REQUIRED WORK
Will you transcribe the entries that follow, exactly and in full?

## Start THE DATA

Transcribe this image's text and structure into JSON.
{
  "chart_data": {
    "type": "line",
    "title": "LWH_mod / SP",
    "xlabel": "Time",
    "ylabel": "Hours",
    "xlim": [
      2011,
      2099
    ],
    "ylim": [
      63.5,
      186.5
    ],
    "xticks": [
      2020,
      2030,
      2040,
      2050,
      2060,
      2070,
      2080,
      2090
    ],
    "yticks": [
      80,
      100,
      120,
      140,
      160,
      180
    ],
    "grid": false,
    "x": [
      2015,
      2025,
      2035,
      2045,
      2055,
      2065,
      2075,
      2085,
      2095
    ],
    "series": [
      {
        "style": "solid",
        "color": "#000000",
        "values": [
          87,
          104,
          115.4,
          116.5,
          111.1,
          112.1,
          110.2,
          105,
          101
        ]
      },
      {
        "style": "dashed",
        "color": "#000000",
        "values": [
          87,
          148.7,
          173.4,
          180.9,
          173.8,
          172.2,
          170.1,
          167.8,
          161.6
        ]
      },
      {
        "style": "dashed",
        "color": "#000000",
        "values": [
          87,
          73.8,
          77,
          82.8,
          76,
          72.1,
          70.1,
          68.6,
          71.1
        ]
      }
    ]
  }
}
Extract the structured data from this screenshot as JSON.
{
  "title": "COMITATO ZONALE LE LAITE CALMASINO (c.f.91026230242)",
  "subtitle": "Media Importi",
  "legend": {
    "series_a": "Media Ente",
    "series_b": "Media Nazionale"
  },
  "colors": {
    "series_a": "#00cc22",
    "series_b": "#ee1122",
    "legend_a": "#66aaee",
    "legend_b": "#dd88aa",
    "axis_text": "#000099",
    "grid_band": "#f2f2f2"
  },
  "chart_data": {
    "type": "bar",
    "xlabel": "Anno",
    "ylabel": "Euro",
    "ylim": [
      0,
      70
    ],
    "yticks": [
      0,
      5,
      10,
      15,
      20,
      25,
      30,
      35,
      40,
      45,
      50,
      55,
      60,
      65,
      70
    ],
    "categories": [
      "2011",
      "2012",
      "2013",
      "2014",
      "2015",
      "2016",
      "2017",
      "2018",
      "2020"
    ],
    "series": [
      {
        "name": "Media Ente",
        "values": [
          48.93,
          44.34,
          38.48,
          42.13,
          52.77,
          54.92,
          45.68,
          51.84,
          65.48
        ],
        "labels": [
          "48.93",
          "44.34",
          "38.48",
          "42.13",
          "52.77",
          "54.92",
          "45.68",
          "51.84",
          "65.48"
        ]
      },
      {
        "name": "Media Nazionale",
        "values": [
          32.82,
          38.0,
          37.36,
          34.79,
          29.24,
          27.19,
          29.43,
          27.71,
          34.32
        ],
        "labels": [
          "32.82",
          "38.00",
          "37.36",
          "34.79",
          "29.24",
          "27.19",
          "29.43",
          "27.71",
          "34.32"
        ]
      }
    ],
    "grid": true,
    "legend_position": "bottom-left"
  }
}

## End THE DATA

ANSWER
Transcribe this image's text and structure into JSON.
{
  "chart_data": {
    "type": "line",
    "title": "LWH_mod / SP",
    "xlabel": "Time",
    "ylabel": "Hours",
    "xlim": [
      2011,
      2099
    ],
    "ylim": [
      63.5,
      186.5
    ],
    "xticks": [
      2020,
      2030,
      2040,
      2050,
      2060,
      2070,
      2080,
      2090
    ],
    "yticks": [
      80,
      100,
      120,
      140,
      160,
      180
    ],
    "grid": false,
    "x": [
      2015,
      2025,
      2035,
      2045,
      2055,
      2065,
      2075,
      2085,
      2095
    ],
    "series": [
      {
        "style": "solid",
        "color": "#000000",
        "values": [
          87,
          104,
          115.4,
          116.5,
          111.1,
          112.1,
          110.2,
          105,
          101
        ]
      },
      {
        "style": "dashed",
        "color": "#000000",
        "values": [
          87,
          148.7,
          173.4,
          180.9,
          173.8,
          172.2,
          170.1,
          167.8,
          161.6
        ]
      },
      {
        "style": "dashed",
        "color": "#000000",
        "values": [
          87,
          73.8,
          77,
          82.8,
          76,
          72.1,
          70.1,
          68.6,
          71.1
        ]
      }
    ]
  }
}
Extract the structured data from this screenshot as JSON.
{
  "title": "COMITATO ZONALE LE LAITE CALMASINO (c.f.91026230242)",
  "subtitle": "Media Importi",
  "legend": {
    "series_a": "Media Ente",
    "series_b": "Media Nazionale"
  },
  "colors": {
    "series_a": "#00cc22",
    "series_b": "#ee1122",
    "legend_a": "#66aaee",
    "legend_b": "#dd88aa",
    "axis_text": "#000099",
    "grid_band": "#f2f2f2"
  },
  "chart_data": {
    "type": "bar",
    "xlabel": "Anno",
    "ylabel": "Euro",
    "ylim": [
      0,
      70
    ],
    "yticks": [
      0,
      5,
      10,
      15,
      20,
      25,
      30,
      35,
      40,
      45,
      50,
      55,
      60,
      65,
      70
    ],
    "categories": [
      "2011",
      "2012",
      "2013",
      "2014",
      "2015",
      "2016",
      "2017",
      "2018",
      "2020"
    ],
    "series": [
      {
        "name": "Media Ente",
        "values": [
          48.93,
          44.34,
          38.48,
          42.13,
          52.77,
          54.92,
          45.68,
          51.84,
          65.48
        ],
        "labels": [
          "48.93",
          "44.34",
          "38.48",
          "42.13",
          "52.77",
          "54.92",
          "45.68",
          "51.84",
          "65.48"
        ]
      },
      {
        "name": "Media Nazionale",
        "values": [
          32.82,
          38.0,
          37.36,
          34.79,
          29.24,
          27.19,
          29.43,
          27.71,
          34.32
        ],
        "labels": [
          "32.82",
          "38.00",
          "37.36",
          "34.79",
          "29.24",
          "27.19",
          "29.43",
          "27.71",
          "34.32"
        ]
      }
    ],
    "grid": true,
    "legend_position": "bottom-left"
  }
}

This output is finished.